▶ _SET EXERCISE_
Single out the lines that include the word "JSON". Copy them.

====== STORED RECORDS

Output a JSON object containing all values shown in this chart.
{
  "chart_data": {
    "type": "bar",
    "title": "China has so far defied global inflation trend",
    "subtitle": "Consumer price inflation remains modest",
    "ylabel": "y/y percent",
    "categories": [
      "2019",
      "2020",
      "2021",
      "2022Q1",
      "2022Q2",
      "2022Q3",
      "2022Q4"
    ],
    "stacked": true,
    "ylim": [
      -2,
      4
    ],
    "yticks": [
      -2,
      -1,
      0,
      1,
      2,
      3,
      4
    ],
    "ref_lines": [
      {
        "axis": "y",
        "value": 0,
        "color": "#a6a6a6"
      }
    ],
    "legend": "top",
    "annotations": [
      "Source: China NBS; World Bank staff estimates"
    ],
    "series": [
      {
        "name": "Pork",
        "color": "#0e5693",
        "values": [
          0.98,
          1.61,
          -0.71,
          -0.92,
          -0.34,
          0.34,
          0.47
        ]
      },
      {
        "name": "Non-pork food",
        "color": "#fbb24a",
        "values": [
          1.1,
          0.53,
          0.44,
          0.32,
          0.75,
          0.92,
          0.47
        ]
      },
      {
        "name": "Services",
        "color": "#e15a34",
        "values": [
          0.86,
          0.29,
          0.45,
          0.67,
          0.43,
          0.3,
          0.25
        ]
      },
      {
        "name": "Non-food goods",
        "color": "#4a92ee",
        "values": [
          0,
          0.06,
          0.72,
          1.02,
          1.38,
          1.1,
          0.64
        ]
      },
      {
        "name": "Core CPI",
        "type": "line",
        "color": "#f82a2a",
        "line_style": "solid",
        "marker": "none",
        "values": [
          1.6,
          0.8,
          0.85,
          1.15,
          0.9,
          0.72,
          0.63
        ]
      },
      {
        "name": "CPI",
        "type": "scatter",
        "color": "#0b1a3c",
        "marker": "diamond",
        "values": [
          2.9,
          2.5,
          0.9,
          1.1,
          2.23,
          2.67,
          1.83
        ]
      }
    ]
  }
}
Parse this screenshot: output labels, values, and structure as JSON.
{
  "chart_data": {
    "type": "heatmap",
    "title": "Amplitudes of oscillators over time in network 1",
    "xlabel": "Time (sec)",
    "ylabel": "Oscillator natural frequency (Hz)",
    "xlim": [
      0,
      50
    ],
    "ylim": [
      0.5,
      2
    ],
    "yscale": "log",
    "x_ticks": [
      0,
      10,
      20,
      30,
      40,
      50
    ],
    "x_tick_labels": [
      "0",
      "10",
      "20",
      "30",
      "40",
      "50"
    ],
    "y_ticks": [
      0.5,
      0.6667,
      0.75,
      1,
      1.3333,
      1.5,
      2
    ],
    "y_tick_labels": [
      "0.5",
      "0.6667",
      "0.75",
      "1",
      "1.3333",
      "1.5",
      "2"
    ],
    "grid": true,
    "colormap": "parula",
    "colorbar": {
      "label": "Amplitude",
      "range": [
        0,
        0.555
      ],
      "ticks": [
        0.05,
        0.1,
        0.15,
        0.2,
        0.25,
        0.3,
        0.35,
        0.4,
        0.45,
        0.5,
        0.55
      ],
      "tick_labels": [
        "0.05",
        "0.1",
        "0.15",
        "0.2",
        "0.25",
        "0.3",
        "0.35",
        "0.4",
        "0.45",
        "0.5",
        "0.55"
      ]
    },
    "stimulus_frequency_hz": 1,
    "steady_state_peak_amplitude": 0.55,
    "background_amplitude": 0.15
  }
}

============

▶ _EXERCISE RESULT_
Output a JSON object containing all values shown in this chart.
Parse this screenshot: output labels, values, and structure as JSON.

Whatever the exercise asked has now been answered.